[Short exercise]: Write out the listing below again, precisely as it is given.

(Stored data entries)
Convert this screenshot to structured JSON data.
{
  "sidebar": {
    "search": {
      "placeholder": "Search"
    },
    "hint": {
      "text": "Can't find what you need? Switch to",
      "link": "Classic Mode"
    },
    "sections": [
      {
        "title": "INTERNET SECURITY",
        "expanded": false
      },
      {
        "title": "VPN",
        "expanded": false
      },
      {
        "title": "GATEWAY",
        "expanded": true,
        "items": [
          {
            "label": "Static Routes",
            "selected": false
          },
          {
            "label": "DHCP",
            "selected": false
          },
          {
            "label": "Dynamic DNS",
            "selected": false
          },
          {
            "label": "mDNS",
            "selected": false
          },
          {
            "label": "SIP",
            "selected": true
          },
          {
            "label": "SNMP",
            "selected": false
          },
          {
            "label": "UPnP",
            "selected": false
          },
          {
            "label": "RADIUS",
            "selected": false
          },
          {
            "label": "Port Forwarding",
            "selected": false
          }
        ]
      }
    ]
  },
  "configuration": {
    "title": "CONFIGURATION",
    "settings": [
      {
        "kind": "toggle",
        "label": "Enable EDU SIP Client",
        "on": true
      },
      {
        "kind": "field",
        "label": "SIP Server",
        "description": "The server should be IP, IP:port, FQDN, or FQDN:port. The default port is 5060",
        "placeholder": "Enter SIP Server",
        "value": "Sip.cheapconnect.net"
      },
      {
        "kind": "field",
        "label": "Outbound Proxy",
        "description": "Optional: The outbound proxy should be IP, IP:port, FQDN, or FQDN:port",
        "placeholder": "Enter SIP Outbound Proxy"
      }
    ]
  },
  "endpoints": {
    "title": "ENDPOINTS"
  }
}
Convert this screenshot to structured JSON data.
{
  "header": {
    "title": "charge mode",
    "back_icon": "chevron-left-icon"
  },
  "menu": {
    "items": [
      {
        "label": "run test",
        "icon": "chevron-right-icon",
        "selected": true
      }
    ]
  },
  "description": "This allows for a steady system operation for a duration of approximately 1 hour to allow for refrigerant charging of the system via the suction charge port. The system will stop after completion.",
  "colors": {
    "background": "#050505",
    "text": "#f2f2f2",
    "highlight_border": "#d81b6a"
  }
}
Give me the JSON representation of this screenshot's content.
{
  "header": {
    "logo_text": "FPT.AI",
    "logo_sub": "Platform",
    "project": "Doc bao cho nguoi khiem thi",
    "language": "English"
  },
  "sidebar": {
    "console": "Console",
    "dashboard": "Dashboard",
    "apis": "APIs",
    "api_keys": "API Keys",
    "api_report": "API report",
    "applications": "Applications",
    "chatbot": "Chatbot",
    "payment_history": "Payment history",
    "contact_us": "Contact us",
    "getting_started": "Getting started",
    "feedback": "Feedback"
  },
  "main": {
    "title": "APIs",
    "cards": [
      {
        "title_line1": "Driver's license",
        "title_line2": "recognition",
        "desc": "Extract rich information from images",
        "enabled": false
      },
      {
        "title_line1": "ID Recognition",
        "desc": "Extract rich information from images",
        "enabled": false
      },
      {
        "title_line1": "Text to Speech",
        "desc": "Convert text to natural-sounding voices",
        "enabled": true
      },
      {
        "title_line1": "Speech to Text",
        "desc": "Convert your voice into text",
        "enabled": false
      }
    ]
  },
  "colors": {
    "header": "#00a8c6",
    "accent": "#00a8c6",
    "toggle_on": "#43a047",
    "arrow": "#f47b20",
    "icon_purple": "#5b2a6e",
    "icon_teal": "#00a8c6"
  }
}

[Expected answer]:
Convert this screenshot to structured JSON data.
{
  "sidebar": {
    "search": {
      "placeholder": "Search"
    },
    "hint": {
      "text": "Can't find what you need? Switch to",
      "link": "Classic Mode"
    },
    "sections": [
      {
        "title": "INTERNET SECURITY",
        "expanded": false
      },
      {
        "title": "VPN",
        "expanded": false
      },
      {
        "title": "GATEWAY",
        "expanded": true,
        "items": [
          {
            "label": "Static Routes",
            "selected": false
          },
          {
            "label": "DHCP",
            "selected": false
          },
          {
            "label": "Dynamic DNS",
            "selected": false
          },
          {
            "label": "mDNS",
            "selected": false
          },
          {
            "label": "SIP",
            "selected": true
          },
          {
            "label": "SNMP",
            "selected": false
          },
          {
            "label": "UPnP",
            "selected": false
          },
          {
            "label": "RADIUS",
            "selected": false
          },
          {
            "label": "Port Forwarding",
            "selected": false
          }
        ]
      }
    ]
  },
  "configuration": {
    "title": "CONFIGURATION",
    "settings": [
      {
        "kind": "toggle",
        "label": "Enable EDU SIP Client",
        "on": true
      },
      {
        "kind": "field",
        "label": "SIP Server",
        "description": "The server should be IP, IP:port, FQDN, or FQDN:port. The default port is 5060",
        "placeholder": "Enter SIP Server",
        "value": "Sip.cheapconnect.net"
      },
      {
        "kind": "field",
        "label": "Outbound Proxy",
        "description": "Optional: The outbound proxy should be IP, IP:port, FQDN, or FQDN:port",
        "placeholder": "Enter SIP Outbound Proxy"
      }
    ]
  },
  "endpoints": {
    "title": "ENDPOINTS"
  }
}
Convert this screenshot to structured JSON data.
{
  "header": {
    "title": "charge mode",
    "back_icon": "chevron-left-icon"
  },
  "menu": {
    "items": [
      {
        "label": "run test",
        "icon": "chevron-right-icon",
        "selected": true
      }
    ]
  },
  "description": "This allows for a steady system operation for a duration of approximately 1 hour to allow for refrigerant charging of the system via the suction charge port. The system will stop after completion.",
  "colors": {
    "background": "#050505",
    "text": "#f2f2f2",
    "highlight_border": "#d81b6a"
  }
}
Give me the JSON representation of this screenshot's content.
{
  "header": {
    "logo_text": "FPT.AI",
    "logo_sub": "Platform",
    "project": "Doc bao cho nguoi khiem thi",
    "language": "English"
  },
  "sidebar": {
    "console": "Console",
    "dashboard": "Dashboard",
    "apis": "APIs",
    "api_keys": "API Keys",
    "api_report": "API report",
    "applications": "Applications",
    "chatbot": "Chatbot",
    "payment_history": "Payment history",
    "contact_us": "Contact us",
    "getting_started": "Getting started",
    "feedback": "Feedback"
  },
  "main": {
    "title": "APIs",
    "cards": [
      {
        "title_line1": "Driver's license",
        "title_line2": "recognition",
        "desc": "Extract rich information from images",
        "enabled": false
      },
      {
        "title_line1": "ID Recognition",
        "desc": "Extract rich information from images",
        "enabled": false
      },
      {
        "title_line1": "Text to Speech",
        "desc": "Convert text to natural-sounding voices",
        "enabled": true
      },
      {
        "title_line1": "Speech to Text",
        "desc": "Convert your voice into text",
        "enabled": false
      }
    ]
  },
  "colors": {
    "header": "#00a8c6",
    "accent": "#00a8c6",
    "toggle_on": "#43a047",
    "arrow": "#f47b20",
    "icon_purple": "#5b2a6e",
    "icon_teal": "#00a8c6"
  }
}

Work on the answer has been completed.